Text excerpt:
◆ ◆ ◆ ◆ ◆

This is an archive of the discontinued LLVM Phabricator instance.

[CSSPGO] Unblock optimizations with pseudo probe instrumentation part 3.
ClosedPublic

Authored by hoy on Sep 30 2021, 9:25 AM.

Details

Summary

This patch continues unblocking optimizations that are blocked by pseudo probe instrumentation.

Not exactly like DbgIntrinsics, PseudoProbe intrinsic has other attributes (such as mayread, maywrite, mayhaveSideEffect) that can block optimizations. The issues fixed are:

  • Flipped default param of getFirstNonPHIOrDbg API to skip pseudo probes
  • Unblocked CSE by avoiding pseudo probe from clobbering memory SSA
  • Unblocked induction variable simpliciation
  • Allow empty loop deletion by treating probe intrinsic isDroppable
  • Some refactoring.

Diff Detail

Event Timeline

hoy created this revision.Sep 30 2021, 9:25 AM
hoy requested review of this revision.Sep 30 2021, 9:25 AM
Herald added a project: Restricted Project. · View Herald TranscriptSep 30 2021, 9:25 AM

Thanks for the changes to reduce probe overhead. As we chatted off patch, some information and verification of this change's impact on profile quality would be helpful.

hoy added a comment.Oct 11 2021, 9:25 AM

Thanks for the changes to reduce probe overhead. As we chatted off patch, some information and verification of this change's impact on profile quality would be helpful.

The original patch contained several general changes, e.g, flipping the default values of those skipping APIs, which were observed to affect profile quality. After narrowing down the offending changes that are in SimplifyCFG, reverting them brought back the profile quality while still reduced the probe overhead in a decent amount.

hoy updated this revision to Diff 378697.Oct 11 2021, 9:25 AM

Updating D110847: [CSSPGO] Unblock optimizations with pseudo probe instrumentation part 3.

Thanks for the changes to reduce probe overhead. As we chatted off patch, some information and verification of this change's impact on profile quality would be helpful.

The original patch contained several general changes, e.g, flipping the default values of those skipping APIs, which were observed to affect profile quality. After narrowing down the offending changes that are in SimplifyCFG, reverting them brought back the profile quality while still reduced the probe overhead in a decent amount.

What are the specific optimizations that were critical for profile quality in SimplifyCFG? On the other hand, it looks to me that some of the other unblocked optimizations like InstCombine could also have some impact on profile quality.

◆ ◆ ◆ ◆ ◆

Provided records:
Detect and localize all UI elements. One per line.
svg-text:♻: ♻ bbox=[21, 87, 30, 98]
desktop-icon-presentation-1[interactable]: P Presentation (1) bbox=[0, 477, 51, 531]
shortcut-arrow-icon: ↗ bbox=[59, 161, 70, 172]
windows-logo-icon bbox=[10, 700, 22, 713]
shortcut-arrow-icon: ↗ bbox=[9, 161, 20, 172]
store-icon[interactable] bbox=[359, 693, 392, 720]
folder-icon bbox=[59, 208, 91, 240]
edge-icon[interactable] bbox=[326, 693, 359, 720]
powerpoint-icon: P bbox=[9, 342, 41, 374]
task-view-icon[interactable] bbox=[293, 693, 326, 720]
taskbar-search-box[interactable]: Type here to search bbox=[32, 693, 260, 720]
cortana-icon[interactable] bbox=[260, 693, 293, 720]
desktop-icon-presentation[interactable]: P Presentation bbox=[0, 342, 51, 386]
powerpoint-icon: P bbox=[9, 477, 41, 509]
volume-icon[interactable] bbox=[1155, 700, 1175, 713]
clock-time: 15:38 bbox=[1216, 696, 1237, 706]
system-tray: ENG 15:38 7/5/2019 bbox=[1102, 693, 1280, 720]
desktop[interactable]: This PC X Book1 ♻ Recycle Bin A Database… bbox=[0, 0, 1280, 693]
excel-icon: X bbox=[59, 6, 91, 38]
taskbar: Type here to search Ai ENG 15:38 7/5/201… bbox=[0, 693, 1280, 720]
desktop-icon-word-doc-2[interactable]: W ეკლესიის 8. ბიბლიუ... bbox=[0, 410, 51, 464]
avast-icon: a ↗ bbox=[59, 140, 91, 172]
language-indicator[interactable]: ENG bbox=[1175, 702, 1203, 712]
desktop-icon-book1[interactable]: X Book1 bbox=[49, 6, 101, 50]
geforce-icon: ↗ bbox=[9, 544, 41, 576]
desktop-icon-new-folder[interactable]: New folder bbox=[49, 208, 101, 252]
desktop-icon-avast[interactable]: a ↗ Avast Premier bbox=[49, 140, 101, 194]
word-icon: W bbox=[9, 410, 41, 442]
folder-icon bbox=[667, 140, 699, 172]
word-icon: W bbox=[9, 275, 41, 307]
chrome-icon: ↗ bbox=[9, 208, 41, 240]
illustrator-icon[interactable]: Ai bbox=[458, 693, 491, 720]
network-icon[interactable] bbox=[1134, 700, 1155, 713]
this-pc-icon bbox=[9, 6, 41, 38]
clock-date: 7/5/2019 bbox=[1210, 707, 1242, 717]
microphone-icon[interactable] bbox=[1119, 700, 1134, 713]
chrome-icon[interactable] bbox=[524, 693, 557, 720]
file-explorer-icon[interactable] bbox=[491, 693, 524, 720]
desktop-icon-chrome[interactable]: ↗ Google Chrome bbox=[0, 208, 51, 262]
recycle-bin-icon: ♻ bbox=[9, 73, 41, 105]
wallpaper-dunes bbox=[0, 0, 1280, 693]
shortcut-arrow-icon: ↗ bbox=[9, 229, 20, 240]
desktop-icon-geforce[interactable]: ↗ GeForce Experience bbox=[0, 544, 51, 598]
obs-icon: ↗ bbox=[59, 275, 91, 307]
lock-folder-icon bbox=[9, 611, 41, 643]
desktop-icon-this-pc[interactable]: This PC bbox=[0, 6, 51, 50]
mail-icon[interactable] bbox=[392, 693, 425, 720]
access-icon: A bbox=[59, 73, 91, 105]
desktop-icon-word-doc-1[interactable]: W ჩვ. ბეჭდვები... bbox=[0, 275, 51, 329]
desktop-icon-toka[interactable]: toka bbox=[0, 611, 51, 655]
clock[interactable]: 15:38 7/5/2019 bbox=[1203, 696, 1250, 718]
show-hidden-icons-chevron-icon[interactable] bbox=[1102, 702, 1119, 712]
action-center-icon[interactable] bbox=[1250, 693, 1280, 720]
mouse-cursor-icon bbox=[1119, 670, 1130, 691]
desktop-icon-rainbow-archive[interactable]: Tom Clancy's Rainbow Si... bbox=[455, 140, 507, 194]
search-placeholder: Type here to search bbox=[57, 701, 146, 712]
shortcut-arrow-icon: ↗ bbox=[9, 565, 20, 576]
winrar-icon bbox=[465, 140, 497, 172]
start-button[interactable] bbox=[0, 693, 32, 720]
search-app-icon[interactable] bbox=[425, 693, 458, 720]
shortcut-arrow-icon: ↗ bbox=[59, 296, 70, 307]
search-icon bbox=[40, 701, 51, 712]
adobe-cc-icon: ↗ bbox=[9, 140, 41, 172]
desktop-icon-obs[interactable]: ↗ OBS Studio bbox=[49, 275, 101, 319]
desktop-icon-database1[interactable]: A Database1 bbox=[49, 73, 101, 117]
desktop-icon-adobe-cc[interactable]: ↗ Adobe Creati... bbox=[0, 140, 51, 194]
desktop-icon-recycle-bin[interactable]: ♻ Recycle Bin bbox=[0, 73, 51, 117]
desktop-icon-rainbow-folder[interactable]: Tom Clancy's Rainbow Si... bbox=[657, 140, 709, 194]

◆ ◆ ◆ ◆ ◆

Exercise requirements:
A) Copy the pseudo probe patch review text word for word between "ClosedPublic" and "pseudo probe instrumentation.", inclusive.
B) Extend the pseudo probe patch review text, starting right after its final sentence.
The rows are not needed for the tasks in this exercise.

Outputs in order:
A)
ClosedPublic

Authored by hoy on Sep 30 2021, 9:25 AM.

Details

Summary

This patch continues unblocking optimizations that are blocked by pseudo probe instrumentation.

B)
The change looks good, but I think it'd also be nice to have some insight and reasoning as to why certain optimizations have be blocked for profile quality, beyond experiment results which could vary from one workload to another.

hoy added a comment.Oct 12 2021, 9:09 AM

Thanks for the changes to reduce probe overhead. As we chatted off patch, some information and verification of this change's impact on profile quality would be helpful.

The original patch contained several general changes, e.g, flipping the default values of those skipping APIs, which were observed to affect profile quality. After narrowing down the offending changes that are in SimplifyCFG, reverting them brought back the profile quality while still reduced the probe overhead in a decent amount.

What are the specific optimizations that were critical for profile quality in SimplifyCFG? On the other hand, it looks to me that some of the other unblocked optimizations like InstCombine could also have some impact on profile quality.
The change looks good, but I think it'd also be nice to have some insight and reasoning as to why certain optimizations have be blocked for profile quality, beyond experiment results which could vary from one workload to another.

Good question. In general SimplifyCFG is more disruptive to the flow graph by folding, merging or removing blocks. Such flow graph changes affected the execution frequency of blocks, and samples collected on the new blocks have a problem to correlate to original blocks. A particular case is

/// If this basic block is simple enough, and if a predecessor branches to us
/// and one of our successors, fold the block into the predecessor and use
/// logical operations to pick the right destination.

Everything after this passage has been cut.